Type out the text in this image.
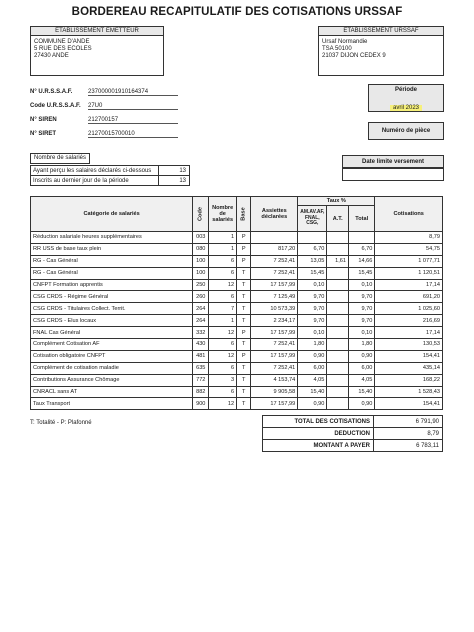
BORDEREAU RECAPITULATIF DES COTISATIONS URSSAF
ETABLISSEMENT EMETTEUR
COMMUNE D'ANDE
5 RUE DES ECOLES
27430 ANDE
ETABLISSEMENT URSSAF
Ursaf Normandie
TSA 50100
21037 DIJON CEDEX 9
N° U.R.S.S.A.F.	237000001910164374
Code U.R.S.S.A.F.	27U0
N° SIREN	212700157
N° SIRET	21270015700010
Période
avril 2023
Numéro de pièce
Nombre de salariés
Ayant perçu les salaires déclarés ci-dessous	13
Inscrits au dernier jour de la période	13
Date limite versement
Catégorie de salariés	Code	Nombre de salariés	Base	Assiettes déclarées	Taux %			Cotisations
					AM.AV.AF, FNAL, CSG,	A.T.	Total	
Réduction salariale heures supplémentaires	003	1	P					8,79
RR USS de base taux plein	080	1	P	817,20	6,70		6,70	54,75
RG - Cas Général	100	6	P	7 252,41	13,05	1,61	14,66	1 077,71
RG - Cas Général	100	6	T	7 252,41	15,45		15,45	1 120,51
CNFPT Formation apprentis	250	12	T	17 157,99	0,10		0,10	17,14
CSG CRDS - Régime Général	260	6	T	7 125,49	9,70		9,70	691,20
CSG CRDS - Titulaires Collect. Territ.	264	7	T	10 573,39	9,70		9,70	1 025,60
CSG CRDS - Elus locaux	264	1	T	2 234,17	9,70		9,70	216,69
FNAL Cas Général	332	12	P	17 157,99	0,10		0,10	17,14
Complément Cotisation AF	430	6	T	7 252,41	1,80		1,80	130,53
Cotisation obligatoire CNFPT	481	12	P	17 157,99	0,90		0,90	154,41
Complément de cotisation maladie	635	6	T	7 252,41	6,00		6,00	435,14
Contributions Assurance Chômage	772	3	T	4 153,74	4,05		4,05	168,22
CNRACL sans AT	882	6	T	9 905,58	15,40		15,40	1 528,43
Taux Transport	900	12	T	17 157,99	0,90		0,90	154,41
T: Totalité - P: Plafonné	TOTAL DES COTISATIONS	6 791,90
DEDUCTION	8,79
MONTANT A PAYER	6 783,11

* [WHAT NEEDS TO BE DONE] Using the listing above, return all lines where the word "Code" occurs.

* [WRITTEN ANSWER]
Code U.R.S.S.A.F.	27U0
Catégorie de salariés	Code	Nombre de salariés	Base	Assiettes déclarées	Taux %			Cotisations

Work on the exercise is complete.